WHAT IS EXPECTED —
Pick out all lines in the listing holding the string "Cumulative" and copy them.

Dataset records on visual material —
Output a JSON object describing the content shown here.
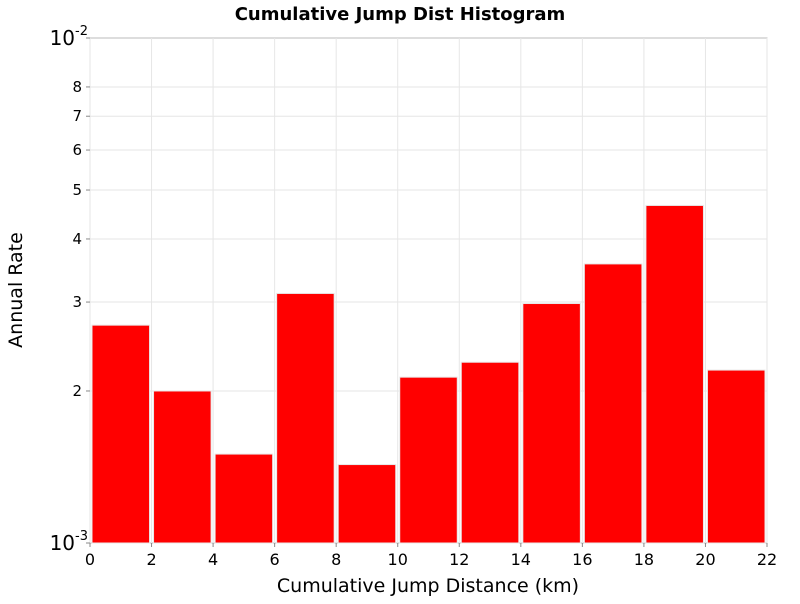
{
  "chart_data": {
    "type": "bar",
    "title": "Cumulative Jump Dist Histogram",
    "xlabel": "Cumulative Jump Distance (km)",
    "ylabel": "Annual Rate",
    "xlim": [
      0,
      22
    ],
    "ylim": [
      0.001,
      0.01
    ],
    "yscale": "log",
    "grid": true,
    "legend": "none",
    "bar_color": "#ff0000",
    "bin_width": 2,
    "bars": [
      {
        "x": 1,
        "value": 0.0027
      },
      {
        "x": 3,
        "value": 0.002
      },
      {
        "x": 5,
        "value": 0.0015
      },
      {
        "x": 7,
        "value": 0.00312
      },
      {
        "x": 9,
        "value": 0.00143
      },
      {
        "x": 11,
        "value": 0.00213
      },
      {
        "x": 13,
        "value": 0.00228
      },
      {
        "x": 15,
        "value": 0.00298
      },
      {
        "x": 17,
        "value": 0.00357
      },
      {
        "x": 19,
        "value": 0.00466
      },
      {
        "x": 21,
        "value": 0.0022
      }
    ],
    "x_ticks": [
      {
        "value": 0,
        "label": "0"
      },
      {
        "value": 2,
        "label": "2"
      },
      {
        "value": 4,
        "label": "4"
      },
      {
        "value": 6,
        "label": "6"
      },
      {
        "value": 8,
        "label": "8"
      },
      {
        "value": 10,
        "label": "10"
      },
      {
        "value": 12,
        "label": "12"
      },
      {
        "value": 14,
        "label": "14"
      },
      {
        "value": 16,
        "label": "16"
      },
      {
        "value": 18,
        "label": "18"
      },
      {
        "value": 20,
        "label": "20"
      },
      {
        "value": 22,
        "label": "22"
      }
    ],
    "y_decade_ticks": [
      {
        "value": 0.001,
        "base": "10",
        "exponent": "-3"
      },
      {
        "value": 0.01,
        "base": "10",
        "exponent": "-2"
      }
    ],
    "y_minor_ticks": [
      {
        "value": 0.002,
        "label": "2"
      },
      {
        "value": 0.003,
        "label": "3"
      },
      {
        "value": 0.004,
        "label": "4"
      },
      {
        "value": 0.005,
        "label": "5"
      },
      {
        "value": 0.006,
        "label": "6"
      },
      {
        "value": 0.007,
        "label": "7"
      },
      {
        "value": 0.008,
        "label": "8"
      }
    ]
  }
}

FINISHED EXERCISE —
    "title": "Cumulative Jump Dist Histogram",
    "xlabel": "Cumulative Jump Distance (km)",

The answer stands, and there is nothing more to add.